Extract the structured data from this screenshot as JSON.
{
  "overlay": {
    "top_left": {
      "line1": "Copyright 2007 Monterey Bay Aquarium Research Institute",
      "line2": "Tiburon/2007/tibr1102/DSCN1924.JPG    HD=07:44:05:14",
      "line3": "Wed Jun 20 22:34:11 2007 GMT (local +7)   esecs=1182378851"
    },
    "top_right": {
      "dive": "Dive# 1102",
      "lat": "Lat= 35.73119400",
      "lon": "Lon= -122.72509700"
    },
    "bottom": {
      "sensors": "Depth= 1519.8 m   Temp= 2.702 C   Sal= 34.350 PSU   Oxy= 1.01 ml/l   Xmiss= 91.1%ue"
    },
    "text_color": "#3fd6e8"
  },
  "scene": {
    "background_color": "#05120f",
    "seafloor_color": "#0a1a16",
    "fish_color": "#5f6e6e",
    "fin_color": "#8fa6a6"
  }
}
---
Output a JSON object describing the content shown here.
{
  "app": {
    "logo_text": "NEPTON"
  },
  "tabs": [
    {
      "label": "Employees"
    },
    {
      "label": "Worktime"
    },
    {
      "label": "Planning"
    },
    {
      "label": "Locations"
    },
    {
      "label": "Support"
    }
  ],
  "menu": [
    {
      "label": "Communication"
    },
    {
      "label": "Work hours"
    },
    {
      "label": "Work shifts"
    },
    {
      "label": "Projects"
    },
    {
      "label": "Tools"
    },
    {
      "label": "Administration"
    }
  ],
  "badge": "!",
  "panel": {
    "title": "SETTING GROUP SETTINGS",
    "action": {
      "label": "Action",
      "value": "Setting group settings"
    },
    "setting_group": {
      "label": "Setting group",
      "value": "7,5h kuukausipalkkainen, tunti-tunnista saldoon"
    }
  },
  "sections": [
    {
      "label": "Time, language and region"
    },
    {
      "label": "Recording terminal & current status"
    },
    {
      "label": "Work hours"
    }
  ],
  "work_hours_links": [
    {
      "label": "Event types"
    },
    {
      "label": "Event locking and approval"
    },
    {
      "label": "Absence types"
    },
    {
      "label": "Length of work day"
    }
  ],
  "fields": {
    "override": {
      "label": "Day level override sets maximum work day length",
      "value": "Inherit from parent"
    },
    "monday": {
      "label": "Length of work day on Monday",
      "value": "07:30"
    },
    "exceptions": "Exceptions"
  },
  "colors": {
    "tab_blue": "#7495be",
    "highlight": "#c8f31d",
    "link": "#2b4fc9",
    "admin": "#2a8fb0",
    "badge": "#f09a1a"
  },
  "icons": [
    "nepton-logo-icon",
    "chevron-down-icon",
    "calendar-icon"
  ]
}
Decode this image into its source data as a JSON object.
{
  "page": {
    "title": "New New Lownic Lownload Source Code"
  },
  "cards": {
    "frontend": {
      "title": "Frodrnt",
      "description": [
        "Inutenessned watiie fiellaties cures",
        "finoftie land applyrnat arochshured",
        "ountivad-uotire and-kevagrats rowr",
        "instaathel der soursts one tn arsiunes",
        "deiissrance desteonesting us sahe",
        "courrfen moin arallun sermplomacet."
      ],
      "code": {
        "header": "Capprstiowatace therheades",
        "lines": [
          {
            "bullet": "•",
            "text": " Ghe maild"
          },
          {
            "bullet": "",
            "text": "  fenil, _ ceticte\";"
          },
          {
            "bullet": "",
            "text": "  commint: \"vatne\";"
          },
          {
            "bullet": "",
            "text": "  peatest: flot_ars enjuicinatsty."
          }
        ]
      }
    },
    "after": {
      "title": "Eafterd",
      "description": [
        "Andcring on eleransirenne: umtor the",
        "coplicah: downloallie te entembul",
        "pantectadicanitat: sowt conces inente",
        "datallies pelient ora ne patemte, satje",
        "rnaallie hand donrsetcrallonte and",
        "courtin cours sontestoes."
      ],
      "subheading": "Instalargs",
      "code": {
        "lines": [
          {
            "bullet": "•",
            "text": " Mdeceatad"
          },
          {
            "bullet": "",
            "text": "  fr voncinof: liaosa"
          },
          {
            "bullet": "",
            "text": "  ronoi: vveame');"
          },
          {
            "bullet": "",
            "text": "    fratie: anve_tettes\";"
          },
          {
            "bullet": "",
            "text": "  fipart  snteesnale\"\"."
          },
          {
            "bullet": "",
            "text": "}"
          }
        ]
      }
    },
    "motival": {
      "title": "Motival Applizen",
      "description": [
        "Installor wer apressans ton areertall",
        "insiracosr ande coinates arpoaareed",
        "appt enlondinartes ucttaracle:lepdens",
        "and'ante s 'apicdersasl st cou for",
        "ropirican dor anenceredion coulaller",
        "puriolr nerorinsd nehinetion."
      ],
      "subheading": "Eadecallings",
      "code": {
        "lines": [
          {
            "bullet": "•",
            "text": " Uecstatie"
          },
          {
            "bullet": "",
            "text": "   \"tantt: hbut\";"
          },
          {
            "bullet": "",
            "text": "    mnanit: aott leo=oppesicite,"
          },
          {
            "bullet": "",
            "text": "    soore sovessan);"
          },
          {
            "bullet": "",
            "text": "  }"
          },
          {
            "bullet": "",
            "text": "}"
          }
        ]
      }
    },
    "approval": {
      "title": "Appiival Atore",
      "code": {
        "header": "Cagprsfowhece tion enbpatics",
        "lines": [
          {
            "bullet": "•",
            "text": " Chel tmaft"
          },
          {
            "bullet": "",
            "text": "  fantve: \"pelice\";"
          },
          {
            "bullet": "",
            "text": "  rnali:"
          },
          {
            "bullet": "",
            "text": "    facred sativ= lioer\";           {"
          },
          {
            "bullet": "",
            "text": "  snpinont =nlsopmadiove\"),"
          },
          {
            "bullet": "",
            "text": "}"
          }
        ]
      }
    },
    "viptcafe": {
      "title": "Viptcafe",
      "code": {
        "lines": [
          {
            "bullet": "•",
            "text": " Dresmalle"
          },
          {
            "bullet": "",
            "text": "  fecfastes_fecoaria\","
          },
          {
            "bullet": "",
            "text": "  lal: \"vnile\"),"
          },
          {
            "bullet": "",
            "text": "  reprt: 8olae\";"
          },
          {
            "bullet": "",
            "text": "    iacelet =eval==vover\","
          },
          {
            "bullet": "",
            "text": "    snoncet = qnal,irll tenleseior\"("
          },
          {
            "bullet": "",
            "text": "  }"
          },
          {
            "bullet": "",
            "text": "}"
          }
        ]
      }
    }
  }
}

What to do: Return all lines containing the word "from".

Answer for this exercise:
Extract the structured data from this screenshot as JSON.
      "value": "Inherit from parent"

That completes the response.